» **Stated task**: Return every line below in which "recognized" appears.

start

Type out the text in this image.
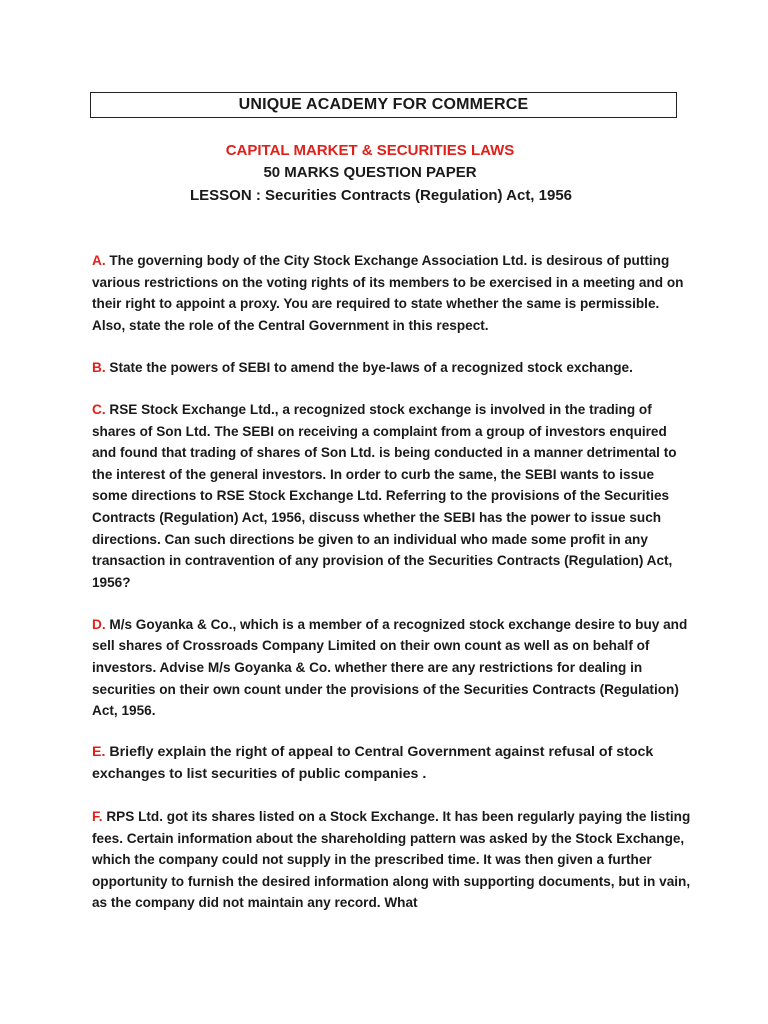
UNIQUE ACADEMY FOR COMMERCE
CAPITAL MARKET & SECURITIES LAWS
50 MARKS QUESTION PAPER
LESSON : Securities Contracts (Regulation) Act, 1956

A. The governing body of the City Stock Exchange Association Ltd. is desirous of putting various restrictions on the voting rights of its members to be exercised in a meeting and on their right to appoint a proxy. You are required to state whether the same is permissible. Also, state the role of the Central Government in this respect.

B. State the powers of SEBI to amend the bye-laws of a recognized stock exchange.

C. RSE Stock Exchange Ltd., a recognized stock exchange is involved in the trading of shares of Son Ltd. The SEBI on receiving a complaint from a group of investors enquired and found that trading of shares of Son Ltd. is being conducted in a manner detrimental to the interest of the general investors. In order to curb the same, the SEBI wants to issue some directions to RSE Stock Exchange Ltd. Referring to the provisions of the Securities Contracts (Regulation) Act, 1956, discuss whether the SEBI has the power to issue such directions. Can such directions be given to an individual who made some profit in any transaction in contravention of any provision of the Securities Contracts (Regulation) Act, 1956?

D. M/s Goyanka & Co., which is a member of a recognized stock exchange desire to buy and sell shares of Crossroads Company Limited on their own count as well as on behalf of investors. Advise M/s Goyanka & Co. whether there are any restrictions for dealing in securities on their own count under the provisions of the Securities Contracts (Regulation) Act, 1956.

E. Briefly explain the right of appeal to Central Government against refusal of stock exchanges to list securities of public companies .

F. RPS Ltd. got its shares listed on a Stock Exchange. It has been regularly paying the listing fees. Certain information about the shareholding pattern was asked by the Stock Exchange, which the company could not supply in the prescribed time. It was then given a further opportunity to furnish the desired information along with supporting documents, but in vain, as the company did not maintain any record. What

end
start

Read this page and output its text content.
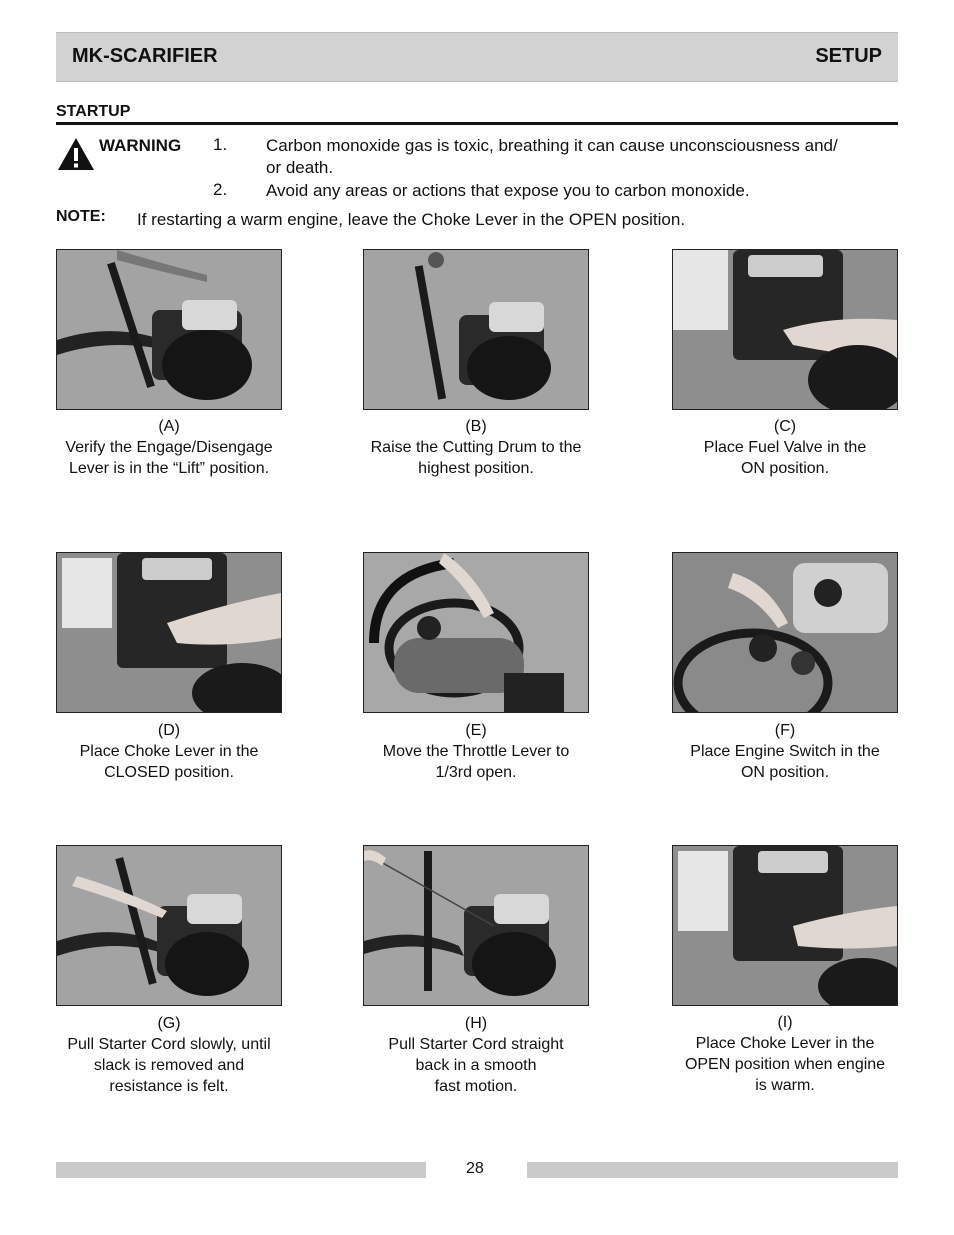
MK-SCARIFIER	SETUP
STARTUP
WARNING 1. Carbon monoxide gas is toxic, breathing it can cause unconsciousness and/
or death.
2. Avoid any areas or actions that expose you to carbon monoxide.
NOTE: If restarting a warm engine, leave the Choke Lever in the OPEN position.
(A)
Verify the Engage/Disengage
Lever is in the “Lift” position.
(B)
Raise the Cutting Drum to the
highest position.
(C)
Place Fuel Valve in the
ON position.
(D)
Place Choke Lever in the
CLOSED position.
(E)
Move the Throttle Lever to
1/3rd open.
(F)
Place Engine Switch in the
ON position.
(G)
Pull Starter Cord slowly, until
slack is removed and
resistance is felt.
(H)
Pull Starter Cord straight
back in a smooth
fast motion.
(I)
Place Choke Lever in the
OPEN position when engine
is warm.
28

end
start

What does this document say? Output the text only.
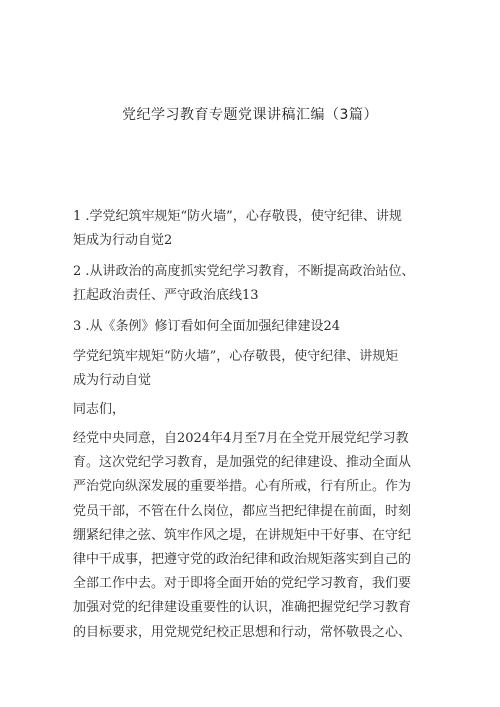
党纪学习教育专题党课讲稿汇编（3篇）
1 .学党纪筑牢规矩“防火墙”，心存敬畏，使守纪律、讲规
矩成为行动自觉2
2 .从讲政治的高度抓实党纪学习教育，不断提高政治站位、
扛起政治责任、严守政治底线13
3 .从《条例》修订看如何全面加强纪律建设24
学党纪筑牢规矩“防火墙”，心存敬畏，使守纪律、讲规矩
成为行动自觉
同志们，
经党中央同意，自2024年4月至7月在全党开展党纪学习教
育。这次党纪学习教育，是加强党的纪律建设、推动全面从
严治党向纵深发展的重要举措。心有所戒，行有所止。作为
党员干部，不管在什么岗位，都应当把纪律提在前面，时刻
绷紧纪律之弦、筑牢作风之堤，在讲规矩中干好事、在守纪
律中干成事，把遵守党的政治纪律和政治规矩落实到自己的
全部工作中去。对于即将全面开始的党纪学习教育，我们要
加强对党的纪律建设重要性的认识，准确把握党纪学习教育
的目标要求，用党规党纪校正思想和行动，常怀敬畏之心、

end

» **Solution**:
B. State the powers of SEBI to amend the bye-laws of a recognized stock exchange.
C. RSE Stock Exchange Ltd., a recognized stock exchange is involved in the trading of shares of Son Ltd. The SEBI on receiving a complaint from a group of investors enquired and found that trading of shares of Son Ltd. is being conducted in a manner detrimental to the interest of the general investors. In order to curb the same, the SEBI wants to issue some directions to RSE Stock Exchange Ltd. Referring to the provisions of the Securities Contracts (Regulation) Act, 1956, discuss whether the SEBI has the power to issue such directions. Can such directions be given to an individual who made some profit in any transaction in contravention of any provision of the Securities Contracts (Regulation) Act, 1956?
D. M/s Goyanka & Co., which is a member of a recognized stock exchange desire to buy and sell shares of Crossroads Company Limited on their own count as well as on behalf of investors. Advise M/s Goyanka & Co. whether there are any restrictions for dealing in securities on their own count under the provisions of the Securities Contracts (Regulation) Act, 1956.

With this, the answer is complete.